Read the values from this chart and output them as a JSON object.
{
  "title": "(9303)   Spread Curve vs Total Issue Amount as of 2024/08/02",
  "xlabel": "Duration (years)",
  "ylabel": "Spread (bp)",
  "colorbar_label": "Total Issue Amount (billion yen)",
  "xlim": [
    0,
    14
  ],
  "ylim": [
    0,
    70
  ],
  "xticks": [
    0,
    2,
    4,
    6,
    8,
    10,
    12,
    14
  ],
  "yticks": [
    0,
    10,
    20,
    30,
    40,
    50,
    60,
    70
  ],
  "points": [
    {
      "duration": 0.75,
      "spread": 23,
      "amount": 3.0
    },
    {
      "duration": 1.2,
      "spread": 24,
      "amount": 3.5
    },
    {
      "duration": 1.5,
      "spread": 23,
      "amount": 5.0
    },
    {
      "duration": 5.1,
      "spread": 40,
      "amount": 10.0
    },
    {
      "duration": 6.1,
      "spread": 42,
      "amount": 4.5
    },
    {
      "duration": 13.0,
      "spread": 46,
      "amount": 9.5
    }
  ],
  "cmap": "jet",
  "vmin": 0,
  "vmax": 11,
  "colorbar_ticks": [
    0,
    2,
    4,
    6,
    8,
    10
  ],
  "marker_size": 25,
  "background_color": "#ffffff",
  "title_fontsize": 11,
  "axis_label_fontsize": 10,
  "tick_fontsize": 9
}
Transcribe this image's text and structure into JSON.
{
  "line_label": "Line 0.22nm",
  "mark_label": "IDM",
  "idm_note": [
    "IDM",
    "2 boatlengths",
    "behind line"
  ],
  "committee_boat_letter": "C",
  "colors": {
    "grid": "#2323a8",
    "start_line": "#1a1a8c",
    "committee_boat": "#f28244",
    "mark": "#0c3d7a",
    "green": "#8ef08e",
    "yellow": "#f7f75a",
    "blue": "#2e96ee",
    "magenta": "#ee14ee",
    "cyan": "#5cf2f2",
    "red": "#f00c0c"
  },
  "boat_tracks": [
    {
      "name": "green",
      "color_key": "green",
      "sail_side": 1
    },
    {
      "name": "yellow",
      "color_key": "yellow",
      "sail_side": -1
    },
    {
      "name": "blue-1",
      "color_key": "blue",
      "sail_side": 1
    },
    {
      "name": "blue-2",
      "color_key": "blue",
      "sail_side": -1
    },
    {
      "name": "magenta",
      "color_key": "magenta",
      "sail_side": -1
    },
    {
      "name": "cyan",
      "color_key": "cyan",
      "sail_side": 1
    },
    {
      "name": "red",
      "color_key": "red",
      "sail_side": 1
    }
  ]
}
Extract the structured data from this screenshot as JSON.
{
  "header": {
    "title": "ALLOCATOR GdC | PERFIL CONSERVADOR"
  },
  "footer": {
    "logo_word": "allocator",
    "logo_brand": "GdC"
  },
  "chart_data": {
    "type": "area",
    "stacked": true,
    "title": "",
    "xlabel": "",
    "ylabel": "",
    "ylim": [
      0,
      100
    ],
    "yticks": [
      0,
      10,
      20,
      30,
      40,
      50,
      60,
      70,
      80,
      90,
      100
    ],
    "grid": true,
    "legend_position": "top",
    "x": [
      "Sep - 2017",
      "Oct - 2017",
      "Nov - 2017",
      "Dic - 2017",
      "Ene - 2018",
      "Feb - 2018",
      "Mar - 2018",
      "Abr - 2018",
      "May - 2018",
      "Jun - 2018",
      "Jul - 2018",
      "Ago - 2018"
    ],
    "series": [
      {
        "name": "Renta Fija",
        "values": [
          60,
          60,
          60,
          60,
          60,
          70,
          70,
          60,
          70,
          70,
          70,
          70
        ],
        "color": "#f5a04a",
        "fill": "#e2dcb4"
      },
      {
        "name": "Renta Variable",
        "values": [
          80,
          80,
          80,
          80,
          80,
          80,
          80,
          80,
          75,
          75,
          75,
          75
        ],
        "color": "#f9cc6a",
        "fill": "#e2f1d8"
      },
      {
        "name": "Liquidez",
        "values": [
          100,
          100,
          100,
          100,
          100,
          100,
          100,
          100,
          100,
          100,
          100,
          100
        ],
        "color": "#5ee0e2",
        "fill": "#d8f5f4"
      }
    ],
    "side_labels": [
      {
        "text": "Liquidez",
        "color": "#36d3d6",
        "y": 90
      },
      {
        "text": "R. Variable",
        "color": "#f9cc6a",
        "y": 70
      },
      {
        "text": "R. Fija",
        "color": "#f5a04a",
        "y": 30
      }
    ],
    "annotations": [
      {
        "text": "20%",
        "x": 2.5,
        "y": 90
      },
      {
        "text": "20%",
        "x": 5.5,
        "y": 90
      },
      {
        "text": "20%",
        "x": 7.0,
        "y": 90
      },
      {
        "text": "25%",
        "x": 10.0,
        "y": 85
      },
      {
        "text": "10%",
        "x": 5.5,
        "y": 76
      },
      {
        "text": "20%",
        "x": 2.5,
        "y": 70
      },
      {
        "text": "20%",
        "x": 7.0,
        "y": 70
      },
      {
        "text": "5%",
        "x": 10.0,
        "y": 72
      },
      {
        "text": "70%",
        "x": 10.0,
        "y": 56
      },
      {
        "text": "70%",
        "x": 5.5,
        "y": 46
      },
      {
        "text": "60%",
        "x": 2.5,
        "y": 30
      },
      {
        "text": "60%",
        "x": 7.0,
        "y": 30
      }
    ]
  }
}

Instruction: Pick out every line above that contains the word "this" and copy it.

Task solution:
Read the values from this chart and output them as a JSON object.
Transcribe this image's text and structure into JSON.
Extract the structured data from this screenshot as JSON.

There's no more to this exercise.